[A block of data]
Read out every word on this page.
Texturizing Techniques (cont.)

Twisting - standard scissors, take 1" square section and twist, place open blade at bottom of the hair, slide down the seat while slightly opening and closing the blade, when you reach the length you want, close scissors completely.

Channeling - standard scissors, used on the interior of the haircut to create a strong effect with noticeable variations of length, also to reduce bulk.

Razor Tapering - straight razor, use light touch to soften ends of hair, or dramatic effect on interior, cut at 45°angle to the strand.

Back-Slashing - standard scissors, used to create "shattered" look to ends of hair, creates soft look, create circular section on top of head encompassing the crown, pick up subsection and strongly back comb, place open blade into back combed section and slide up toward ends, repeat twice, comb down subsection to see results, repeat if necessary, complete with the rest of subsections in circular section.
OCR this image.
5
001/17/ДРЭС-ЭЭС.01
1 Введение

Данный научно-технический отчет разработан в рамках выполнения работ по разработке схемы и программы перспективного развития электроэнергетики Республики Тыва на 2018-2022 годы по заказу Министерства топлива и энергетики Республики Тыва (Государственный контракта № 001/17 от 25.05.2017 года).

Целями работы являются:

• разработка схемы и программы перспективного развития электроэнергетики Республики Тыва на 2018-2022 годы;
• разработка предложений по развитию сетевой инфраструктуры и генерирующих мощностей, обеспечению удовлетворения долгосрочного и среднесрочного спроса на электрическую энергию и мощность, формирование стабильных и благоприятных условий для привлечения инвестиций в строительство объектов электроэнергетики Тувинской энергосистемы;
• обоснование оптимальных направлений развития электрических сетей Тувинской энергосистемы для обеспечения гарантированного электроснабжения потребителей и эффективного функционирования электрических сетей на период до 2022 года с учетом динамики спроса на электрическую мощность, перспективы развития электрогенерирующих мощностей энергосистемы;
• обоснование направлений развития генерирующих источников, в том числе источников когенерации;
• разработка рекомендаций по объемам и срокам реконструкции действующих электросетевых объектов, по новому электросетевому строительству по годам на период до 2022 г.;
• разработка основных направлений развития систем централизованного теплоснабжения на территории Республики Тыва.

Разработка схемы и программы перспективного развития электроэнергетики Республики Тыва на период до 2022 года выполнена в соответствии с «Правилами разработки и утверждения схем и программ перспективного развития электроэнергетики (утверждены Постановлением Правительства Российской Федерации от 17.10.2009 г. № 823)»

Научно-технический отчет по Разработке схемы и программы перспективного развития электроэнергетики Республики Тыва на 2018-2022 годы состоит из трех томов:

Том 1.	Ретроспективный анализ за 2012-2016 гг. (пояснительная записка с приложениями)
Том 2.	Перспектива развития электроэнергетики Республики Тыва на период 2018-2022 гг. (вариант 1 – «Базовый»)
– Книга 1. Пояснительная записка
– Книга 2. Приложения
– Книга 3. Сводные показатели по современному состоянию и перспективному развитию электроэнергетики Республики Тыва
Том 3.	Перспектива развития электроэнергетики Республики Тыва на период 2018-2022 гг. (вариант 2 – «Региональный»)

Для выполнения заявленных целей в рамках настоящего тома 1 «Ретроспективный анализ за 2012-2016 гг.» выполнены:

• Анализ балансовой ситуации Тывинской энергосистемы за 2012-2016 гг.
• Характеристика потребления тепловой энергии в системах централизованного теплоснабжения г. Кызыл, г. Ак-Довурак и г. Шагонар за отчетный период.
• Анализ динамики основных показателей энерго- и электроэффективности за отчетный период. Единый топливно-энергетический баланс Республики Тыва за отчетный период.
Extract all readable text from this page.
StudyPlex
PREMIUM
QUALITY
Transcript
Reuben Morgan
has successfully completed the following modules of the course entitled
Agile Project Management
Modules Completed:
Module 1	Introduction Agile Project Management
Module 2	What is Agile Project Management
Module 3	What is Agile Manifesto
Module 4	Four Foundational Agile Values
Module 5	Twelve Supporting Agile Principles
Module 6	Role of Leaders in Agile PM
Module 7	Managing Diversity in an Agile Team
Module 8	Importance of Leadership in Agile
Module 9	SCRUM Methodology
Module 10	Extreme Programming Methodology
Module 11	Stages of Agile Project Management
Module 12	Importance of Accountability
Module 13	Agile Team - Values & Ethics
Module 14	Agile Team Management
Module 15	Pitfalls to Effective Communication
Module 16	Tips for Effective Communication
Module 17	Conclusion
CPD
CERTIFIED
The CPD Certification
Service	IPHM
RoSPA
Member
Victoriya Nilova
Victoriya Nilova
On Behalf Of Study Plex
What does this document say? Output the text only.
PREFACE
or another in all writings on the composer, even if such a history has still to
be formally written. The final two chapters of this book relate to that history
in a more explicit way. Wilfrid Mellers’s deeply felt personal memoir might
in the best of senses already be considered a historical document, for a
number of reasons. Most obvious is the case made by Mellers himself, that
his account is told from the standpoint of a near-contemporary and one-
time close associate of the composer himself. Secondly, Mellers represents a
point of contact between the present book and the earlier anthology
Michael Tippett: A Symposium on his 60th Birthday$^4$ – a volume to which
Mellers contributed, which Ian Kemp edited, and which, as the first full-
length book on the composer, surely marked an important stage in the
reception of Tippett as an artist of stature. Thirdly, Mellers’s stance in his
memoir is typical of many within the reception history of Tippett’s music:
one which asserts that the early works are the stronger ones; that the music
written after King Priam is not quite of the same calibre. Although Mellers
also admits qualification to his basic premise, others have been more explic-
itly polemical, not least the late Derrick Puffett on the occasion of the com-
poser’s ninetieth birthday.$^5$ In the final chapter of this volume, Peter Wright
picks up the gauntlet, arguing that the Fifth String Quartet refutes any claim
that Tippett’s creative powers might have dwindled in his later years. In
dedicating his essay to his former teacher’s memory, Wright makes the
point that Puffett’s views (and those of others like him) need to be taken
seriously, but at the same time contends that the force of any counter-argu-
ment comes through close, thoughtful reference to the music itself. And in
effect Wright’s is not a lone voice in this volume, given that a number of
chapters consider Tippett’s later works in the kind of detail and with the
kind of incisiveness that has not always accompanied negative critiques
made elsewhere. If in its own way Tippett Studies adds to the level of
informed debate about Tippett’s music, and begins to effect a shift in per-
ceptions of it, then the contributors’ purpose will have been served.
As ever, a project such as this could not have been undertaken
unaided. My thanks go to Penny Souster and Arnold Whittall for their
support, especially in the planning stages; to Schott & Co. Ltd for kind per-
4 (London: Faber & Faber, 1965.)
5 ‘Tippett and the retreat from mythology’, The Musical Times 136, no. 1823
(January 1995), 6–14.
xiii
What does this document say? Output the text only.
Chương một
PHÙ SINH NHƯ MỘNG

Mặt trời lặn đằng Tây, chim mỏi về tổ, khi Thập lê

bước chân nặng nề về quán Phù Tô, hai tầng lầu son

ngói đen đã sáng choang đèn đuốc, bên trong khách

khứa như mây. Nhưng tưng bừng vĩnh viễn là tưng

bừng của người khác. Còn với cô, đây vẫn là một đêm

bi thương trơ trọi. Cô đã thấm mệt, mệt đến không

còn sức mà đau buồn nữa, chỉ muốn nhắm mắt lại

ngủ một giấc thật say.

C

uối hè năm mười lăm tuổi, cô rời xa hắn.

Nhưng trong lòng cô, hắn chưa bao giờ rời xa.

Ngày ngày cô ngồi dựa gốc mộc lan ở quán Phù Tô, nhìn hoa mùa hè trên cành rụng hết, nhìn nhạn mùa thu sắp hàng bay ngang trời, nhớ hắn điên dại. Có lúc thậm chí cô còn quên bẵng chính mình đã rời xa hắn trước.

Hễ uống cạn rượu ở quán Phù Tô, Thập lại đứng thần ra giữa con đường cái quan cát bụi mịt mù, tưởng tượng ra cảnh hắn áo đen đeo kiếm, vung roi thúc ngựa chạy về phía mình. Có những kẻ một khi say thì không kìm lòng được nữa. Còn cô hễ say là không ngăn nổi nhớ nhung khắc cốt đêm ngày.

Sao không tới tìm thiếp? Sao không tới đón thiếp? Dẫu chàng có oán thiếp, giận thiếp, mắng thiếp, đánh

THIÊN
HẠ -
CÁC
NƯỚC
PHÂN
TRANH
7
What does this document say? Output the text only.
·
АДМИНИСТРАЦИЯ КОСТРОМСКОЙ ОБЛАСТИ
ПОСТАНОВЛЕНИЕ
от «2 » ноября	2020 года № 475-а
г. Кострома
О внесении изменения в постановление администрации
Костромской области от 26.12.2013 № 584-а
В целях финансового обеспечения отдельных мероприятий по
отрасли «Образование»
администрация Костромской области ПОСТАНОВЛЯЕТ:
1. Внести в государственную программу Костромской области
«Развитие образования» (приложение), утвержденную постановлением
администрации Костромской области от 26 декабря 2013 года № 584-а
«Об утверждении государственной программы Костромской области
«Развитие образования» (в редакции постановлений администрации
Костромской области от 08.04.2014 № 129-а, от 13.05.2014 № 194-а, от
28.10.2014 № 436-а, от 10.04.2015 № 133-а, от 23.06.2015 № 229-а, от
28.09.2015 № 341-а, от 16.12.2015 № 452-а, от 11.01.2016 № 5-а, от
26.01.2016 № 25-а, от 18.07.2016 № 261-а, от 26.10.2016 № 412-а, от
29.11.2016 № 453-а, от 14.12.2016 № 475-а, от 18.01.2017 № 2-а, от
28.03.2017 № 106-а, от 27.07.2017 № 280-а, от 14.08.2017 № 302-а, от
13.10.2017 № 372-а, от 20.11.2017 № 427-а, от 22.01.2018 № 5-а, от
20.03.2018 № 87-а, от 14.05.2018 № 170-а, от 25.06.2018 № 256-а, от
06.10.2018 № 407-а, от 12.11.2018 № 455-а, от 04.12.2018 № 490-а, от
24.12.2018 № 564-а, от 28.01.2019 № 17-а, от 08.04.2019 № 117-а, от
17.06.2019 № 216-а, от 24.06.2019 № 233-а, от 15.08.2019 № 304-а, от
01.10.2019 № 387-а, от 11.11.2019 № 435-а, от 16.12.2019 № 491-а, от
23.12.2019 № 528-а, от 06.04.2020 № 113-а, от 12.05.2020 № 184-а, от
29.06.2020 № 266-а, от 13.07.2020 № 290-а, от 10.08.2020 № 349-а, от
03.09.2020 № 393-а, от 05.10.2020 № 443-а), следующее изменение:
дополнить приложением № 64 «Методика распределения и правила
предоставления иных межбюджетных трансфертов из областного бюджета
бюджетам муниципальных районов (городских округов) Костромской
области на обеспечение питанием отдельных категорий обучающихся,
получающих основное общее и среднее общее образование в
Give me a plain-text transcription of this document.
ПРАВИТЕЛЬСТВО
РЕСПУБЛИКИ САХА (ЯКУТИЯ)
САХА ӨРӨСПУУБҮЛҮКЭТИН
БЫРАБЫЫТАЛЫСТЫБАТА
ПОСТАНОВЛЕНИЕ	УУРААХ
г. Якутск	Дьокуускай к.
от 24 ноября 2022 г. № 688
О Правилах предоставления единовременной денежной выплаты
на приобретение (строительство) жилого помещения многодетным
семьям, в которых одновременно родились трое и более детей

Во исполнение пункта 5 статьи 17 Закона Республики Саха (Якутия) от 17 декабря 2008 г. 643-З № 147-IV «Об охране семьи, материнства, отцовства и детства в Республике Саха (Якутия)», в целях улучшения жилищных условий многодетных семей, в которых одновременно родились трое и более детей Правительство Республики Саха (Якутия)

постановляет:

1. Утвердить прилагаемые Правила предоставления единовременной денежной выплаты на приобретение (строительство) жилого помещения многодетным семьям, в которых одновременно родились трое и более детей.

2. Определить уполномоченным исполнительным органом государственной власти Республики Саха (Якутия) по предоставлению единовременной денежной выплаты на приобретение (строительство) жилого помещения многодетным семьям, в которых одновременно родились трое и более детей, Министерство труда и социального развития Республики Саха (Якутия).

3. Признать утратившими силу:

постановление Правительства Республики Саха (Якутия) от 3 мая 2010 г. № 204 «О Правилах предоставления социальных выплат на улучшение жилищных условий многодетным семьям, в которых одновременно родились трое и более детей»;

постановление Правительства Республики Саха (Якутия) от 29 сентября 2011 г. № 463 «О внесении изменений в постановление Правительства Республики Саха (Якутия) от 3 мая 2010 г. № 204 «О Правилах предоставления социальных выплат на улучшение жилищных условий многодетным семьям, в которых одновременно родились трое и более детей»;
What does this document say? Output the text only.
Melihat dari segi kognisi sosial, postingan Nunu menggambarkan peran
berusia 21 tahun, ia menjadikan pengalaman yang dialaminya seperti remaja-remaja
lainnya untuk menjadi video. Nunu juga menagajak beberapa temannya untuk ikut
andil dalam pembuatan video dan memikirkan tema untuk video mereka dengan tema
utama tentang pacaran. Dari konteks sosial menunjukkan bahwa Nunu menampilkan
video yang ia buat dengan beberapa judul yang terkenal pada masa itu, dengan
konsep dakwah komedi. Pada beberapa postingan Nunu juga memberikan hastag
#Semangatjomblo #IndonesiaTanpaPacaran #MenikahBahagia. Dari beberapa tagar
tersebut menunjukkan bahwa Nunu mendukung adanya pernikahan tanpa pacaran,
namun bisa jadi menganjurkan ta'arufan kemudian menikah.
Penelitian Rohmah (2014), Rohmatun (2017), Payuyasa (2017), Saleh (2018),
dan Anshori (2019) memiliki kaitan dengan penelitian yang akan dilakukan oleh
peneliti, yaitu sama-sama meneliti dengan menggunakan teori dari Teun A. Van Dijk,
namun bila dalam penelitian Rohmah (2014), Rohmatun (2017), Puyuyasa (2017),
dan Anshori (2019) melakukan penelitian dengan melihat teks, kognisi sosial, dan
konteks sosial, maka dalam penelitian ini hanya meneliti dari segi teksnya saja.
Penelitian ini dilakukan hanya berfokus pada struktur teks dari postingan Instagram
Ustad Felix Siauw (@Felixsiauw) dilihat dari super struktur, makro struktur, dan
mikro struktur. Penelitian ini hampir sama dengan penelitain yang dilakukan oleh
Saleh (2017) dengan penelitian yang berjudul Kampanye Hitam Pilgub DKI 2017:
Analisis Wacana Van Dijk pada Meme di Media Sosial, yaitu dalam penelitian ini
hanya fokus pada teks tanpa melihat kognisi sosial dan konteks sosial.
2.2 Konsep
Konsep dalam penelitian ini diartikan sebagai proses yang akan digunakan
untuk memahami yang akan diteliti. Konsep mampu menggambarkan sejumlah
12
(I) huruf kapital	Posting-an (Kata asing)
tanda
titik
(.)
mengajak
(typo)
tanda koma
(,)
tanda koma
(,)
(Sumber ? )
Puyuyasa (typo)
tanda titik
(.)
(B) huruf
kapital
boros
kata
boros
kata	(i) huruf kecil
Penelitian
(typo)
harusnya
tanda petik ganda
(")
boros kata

**Requirements:**
Copy the lines from the entries above in which the word "вариант" appears.

**Written solution:**
Том 2.	Перспектива развития электроэнергетики Республики Тыва на период 2018-2022 гг. (вариант 1 – «Базовый»)
Том 3.	Перспектива развития электроэнергетики Республики Тыва на период 2018-2022 гг. (вариант 2 – «Региональный»)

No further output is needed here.